Exercise: Copy every line of the data exactly, leaving nothing out.

Data provided:

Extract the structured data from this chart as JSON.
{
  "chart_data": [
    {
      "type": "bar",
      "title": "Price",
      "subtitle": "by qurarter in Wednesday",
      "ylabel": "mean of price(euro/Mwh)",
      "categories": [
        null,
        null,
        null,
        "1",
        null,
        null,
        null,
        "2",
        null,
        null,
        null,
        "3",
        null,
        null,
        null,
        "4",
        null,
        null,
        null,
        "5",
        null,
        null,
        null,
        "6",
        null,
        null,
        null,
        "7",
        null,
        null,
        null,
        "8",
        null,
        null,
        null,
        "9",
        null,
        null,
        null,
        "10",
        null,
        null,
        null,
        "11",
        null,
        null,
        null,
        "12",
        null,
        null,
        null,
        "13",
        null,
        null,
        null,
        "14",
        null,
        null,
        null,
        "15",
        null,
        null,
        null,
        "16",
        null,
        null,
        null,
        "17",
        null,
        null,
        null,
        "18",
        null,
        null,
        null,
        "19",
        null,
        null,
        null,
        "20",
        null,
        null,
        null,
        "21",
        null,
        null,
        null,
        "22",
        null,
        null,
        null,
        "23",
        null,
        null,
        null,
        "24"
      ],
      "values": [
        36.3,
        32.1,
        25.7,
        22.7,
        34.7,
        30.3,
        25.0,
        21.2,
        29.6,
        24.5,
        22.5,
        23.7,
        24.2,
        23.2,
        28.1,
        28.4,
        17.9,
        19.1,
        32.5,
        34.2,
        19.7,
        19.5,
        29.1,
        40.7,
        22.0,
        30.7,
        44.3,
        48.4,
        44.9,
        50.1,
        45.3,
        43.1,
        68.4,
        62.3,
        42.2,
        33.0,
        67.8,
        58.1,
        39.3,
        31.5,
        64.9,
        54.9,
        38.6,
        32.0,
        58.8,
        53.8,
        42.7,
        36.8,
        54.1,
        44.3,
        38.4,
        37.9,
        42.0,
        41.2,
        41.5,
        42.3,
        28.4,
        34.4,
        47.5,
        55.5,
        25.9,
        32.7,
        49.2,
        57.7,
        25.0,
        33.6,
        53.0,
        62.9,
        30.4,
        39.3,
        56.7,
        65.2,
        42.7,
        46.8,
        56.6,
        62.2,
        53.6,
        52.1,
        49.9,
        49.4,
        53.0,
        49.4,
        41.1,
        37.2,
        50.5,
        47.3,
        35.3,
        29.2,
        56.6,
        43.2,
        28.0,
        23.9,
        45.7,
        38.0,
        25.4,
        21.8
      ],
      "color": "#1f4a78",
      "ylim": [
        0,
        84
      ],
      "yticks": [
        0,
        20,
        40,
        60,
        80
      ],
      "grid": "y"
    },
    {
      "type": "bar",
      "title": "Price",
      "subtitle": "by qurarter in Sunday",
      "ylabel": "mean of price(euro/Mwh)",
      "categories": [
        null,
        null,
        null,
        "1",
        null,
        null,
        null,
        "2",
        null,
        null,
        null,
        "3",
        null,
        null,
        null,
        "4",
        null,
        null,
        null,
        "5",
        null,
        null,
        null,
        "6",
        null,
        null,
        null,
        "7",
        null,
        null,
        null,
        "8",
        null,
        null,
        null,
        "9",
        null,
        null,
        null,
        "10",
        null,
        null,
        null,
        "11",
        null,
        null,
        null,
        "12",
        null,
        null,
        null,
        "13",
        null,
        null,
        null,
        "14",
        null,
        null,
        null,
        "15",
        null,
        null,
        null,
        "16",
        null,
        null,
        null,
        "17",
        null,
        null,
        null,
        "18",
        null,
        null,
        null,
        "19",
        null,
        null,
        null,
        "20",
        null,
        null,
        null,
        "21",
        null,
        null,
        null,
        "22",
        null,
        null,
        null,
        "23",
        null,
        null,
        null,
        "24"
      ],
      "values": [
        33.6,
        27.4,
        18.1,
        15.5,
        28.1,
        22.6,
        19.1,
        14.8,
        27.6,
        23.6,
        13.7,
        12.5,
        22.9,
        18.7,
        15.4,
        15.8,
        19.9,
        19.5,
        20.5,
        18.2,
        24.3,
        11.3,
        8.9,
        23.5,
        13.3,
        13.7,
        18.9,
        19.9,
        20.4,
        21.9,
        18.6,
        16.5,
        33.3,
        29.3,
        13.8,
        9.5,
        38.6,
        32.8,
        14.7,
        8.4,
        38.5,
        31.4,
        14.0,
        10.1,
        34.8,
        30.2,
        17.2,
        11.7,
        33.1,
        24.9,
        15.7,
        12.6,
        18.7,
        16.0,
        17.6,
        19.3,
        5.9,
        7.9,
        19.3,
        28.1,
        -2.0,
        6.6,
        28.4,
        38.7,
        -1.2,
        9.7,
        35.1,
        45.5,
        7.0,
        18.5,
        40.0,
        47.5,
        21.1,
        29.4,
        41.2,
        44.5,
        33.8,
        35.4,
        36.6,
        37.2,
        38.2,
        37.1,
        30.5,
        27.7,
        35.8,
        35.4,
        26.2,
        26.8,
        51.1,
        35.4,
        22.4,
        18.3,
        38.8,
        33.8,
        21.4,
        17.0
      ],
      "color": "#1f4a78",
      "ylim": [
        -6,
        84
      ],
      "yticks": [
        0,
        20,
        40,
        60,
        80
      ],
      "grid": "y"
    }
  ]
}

Solution to the exercise:
Extract the structured data from this chart as JSON.
{
  "chart_data": [
    {
      "type": "bar",
      "title": "Price",
      "subtitle": "by qurarter in Wednesday",
      "ylabel": "mean of price(euro/Mwh)",
      "categories": [
        null,
        null,
        null,
        "1",
        null,
        null,
        null,
        "2",
        null,
        null,
        null,
        "3",
        null,
        null,
        null,
        "4",
        null,
        null,
        null,
        "5",
        null,
        null,
        null,
        "6",
        null,
        null,
        null,
        "7",
        null,
        null,
        null,
        "8",
        null,
        null,
        null,
        "9",
        null,
        null,
        null,
        "10",
        null,
        null,
        null,
        "11",
        null,
        null,
        null,
        "12",
        null,
        null,
        null,
        "13",
        null,
        null,
        null,
        "14",
        null,
        null,
        null,
        "15",
        null,
        null,
        null,
        "16",
        null,
        null,
        null,
        "17",
        null,
        null,
        null,
        "18",
        null,
        null,
        null,
        "19",
        null,
        null,
        null,
        "20",
        null,
        null,
        null,
        "21",
        null,
        null,
        null,
        "22",
        null,
        null,
        null,
        "23",
        null,
        null,
        null,
        "24"
      ],
      "values": [
        36.3,
        32.1,
        25.7,
        22.7,
        34.7,
        30.3,
        25.0,
        21.2,
        29.6,
        24.5,
        22.5,
        23.7,
        24.2,
        23.2,
        28.1,
        28.4,
        17.9,
        19.1,
        32.5,
        34.2,
        19.7,
        19.5,
        29.1,
        40.7,
        22.0,
        30.7,
        44.3,
        48.4,
        44.9,
        50.1,
        45.3,
        43.1,
        68.4,
        62.3,
        42.2,
        33.0,
        67.8,
        58.1,
        39.3,
        31.5,
        64.9,
        54.9,
        38.6,
        32.0,
        58.8,
        53.8,
        42.7,
        36.8,
        54.1,
        44.3,
        38.4,
        37.9,
        42.0,
        41.2,
        41.5,
        42.3,
        28.4,
        34.4,
        47.5,
        55.5,
        25.9,
        32.7,
        49.2,
        57.7,
        25.0,
        33.6,
        53.0,
        62.9,
        30.4,
        39.3,
        56.7,
        65.2,
        42.7,
        46.8,
        56.6,
        62.2,
        53.6,
        52.1,
        49.9,
        49.4,
        53.0,
        49.4,
        41.1,
        37.2,
        50.5,
        47.3,
        35.3,
        29.2,
        56.6,
        43.2,
        28.0,
        23.9,
        45.7,
        38.0,
        25.4,
        21.8
      ],
      "color": "#1f4a78",
      "ylim": [
        0,
        84
      ],
      "yticks": [
        0,
        20,
        40,
        60,
        80
      ],
      "grid": "y"
    },
    {
      "type": "bar",
      "title": "Price",
      "subtitle": "by qurarter in Sunday",
      "ylabel": "mean of price(euro/Mwh)",
      "categories": [
        null,
        null,
        null,
        "1",
        null,
        null,
        null,
        "2",
        null,
        null,
        null,
        "3",
        null,
        null,
        null,
        "4",
        null,
        null,
        null,
        "5",
        null,
        null,
        null,
        "6",
        null,
        null,
        null,
        "7",
        null,
        null,
        null,
        "8",
        null,
        null,
        null,
        "9",
        null,
        null,
        null,
        "10",
        null,
        null,
        null,
        "11",
        null,
        null,
        null,
        "12",
        null,
        null,
        null,
        "13",
        null,
        null,
        null,
        "14",
        null,
        null,
        null,
        "15",
        null,
        null,
        null,
        "16",
        null,
        null,
        null,
        "17",
        null,
        null,
        null,
        "18",
        null,
        null,
        null,
        "19",
        null,
        null,
        null,
        "20",
        null,
        null,
        null,
        "21",
        null,
        null,
        null,
        "22",
        null,
        null,
        null,
        "23",
        null,
        null,
        null,
        "24"
      ],
      "values": [
        33.6,
        27.4,
        18.1,
        15.5,
        28.1,
        22.6,
        19.1,
        14.8,
        27.6,
        23.6,
        13.7,
        12.5,
        22.9,
        18.7,
        15.4,
        15.8,
        19.9,
        19.5,
        20.5,
        18.2,
        24.3,
        11.3,
        8.9,
        23.5,
        13.3,
        13.7,
        18.9,
        19.9,
        20.4,
        21.9,
        18.6,
        16.5,
        33.3,
        29.3,
        13.8,
        9.5,
        38.6,
        32.8,
        14.7,
        8.4,
        38.5,
        31.4,
        14.0,
        10.1,
        34.8,
        30.2,
        17.2,
        11.7,
        33.1,
        24.9,
        15.7,
        12.6,
        18.7,
        16.0,
        17.6,
        19.3,
        5.9,
        7.9,
        19.3,
        28.1,
        -2.0,
        6.6,
        28.4,
        38.7,
        -1.2,
        9.7,
        35.1,
        45.5,
        7.0,
        18.5,
        40.0,
        47.5,
        21.1,
        29.4,
        41.2,
        44.5,
        33.8,
        35.4,
        36.6,
        37.2,
        38.2,
        37.1,
        30.5,
        27.7,
        35.8,
        35.4,
        26.2,
        26.8,
        51.1,
        35.4,
        22.4,
        18.3,
        38.8,
        33.8,
        21.4,
        17.0
      ],
      "color": "#1f4a78",
      "ylim": [
        -6,
        84
      ],
      "yticks": [
        0,
        20,
        40,
        60,
        80
      ],
      "grid": "y"
    }
  ]
}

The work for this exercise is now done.